EXERCISE AIM: Find every line below that contains the word "мочки" and copy it out.

-- start THE RECORDS --

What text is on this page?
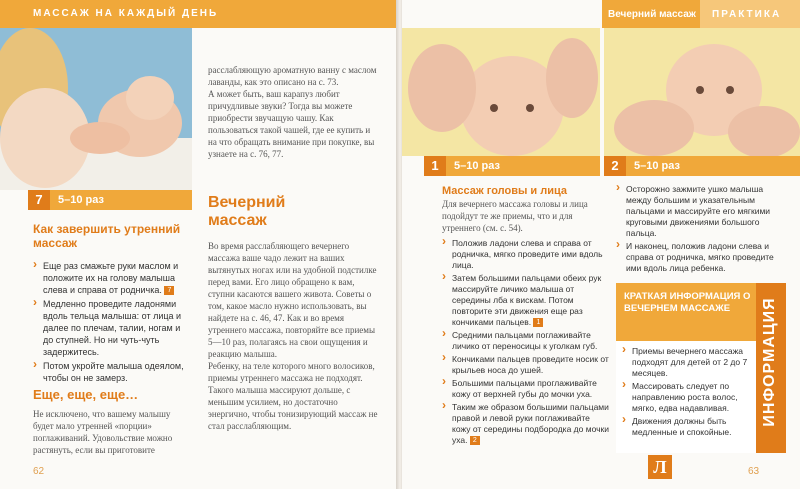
МАССАЖ НА КАЖДЫЙ ДЕНЬ
7	5–10 раз
Как завершить утренний массаж
› Еще раз смажьте руки маслом и положите их на голову малыша слева и справа от родничка. 7
› Медленно проведите ладонями вдоль тельца малыша: от лица и далее по плечам, талии, ногам и до ступней. Но ни чуть-чуть задержитесь.
› Потом укройте малыша одеялом, чтобы он не замерз.
Еще, еще, еще…
Не исключено, что вашему малышу будет мало утренней «порции» поглаживаний. Удовольствие можно растянуть, если вы приготовите

расслабляющую ароматную ванну с маслом лаванды, как это описано на с. 73.

А может быть, ваш карапуз любит причудливые звуки? Тогда вы можете приобрести звучащую чашу. Как пользоваться такой чашей, где ее купить и на что обращать внимание при покупке, вы узнаете на с. 76, 77.

Вечерний массаж

Во время расслабляющего вечернего массажа ваше чадо лежит на ваших вытянутых ногах или на удобной подстилке перед вами. Его лицо обращено к вам, ступни касаются вашего живота. Советы о том, какое масло нужно использовать, вы найдете на с. 46, 47. Как и во время утреннего массажа, повторяйте все приемы 5—10 раз, полагаясь на свои ощущения и реакцию малыша.

Ребенку, на теле которого много волосиков, приемы утреннего массажа не подходят. Такого малыша массируют дольше, с меньшим усилием, но достаточно энергично, чтобы тонизирующий массаж не стал расслабляющим.

62
Вечерний массаж ПРАКТИКА
1	5–10 раз	2	5–10 раз
Массаж головы и лица
Для вечернего массажа головы и лица подойдут те же приемы, что и для утреннего (см. с. 54).
› Положив ладони слева и справа от родничка, мягко проведите ими вдоль лица.
› Затем большими пальцами обеих рук массируйте личико малыша от середины лба к вискам. Потом повторите эти движения еще раз кончиками пальцев. 1
› Средними пальцами поглаживайте личико от переносицы к уголкам губ.
› Кончиками пальцев проведите носик от крыльев носа до ушей.
› Большими пальцами проглаживайте кожу от верхней губы до мочки уха.
› Таким же образом большими пальцами правой и левой руки поглаживайте кожу от середины подбородка до мочки уха. 2
› Осторожно зажмите ушко малыша между большим и указательным пальцами и массируйте его мягкими круговыми движениями большого пальца.
› И наконец, положив ладони слева и справа от родничка, мягко проведите ими вдоль лица ребенка.
63
КРАТКАЯ ИНФОРМАЦИЯ О ВЕЧЕРНЕМ МАССАЖЕ	ИНФОРМАЦИЯ
› Приемы вечернего массажа подходят для детей от 2 до 7 месяцев.
› Массировать следует по направлению роста волос, мягко, едва надавливая.
› Движения должны быть медленные и спокойные.
Л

-- end THE RECORDS --

RESPONSE BELOW:
› Большими пальцами проглаживайте кожу от верхней губы до мочки уха.
› Таким же образом большими пальцами правой и левой руки поглаживайте кожу от середины подбородка до мочки уха. 2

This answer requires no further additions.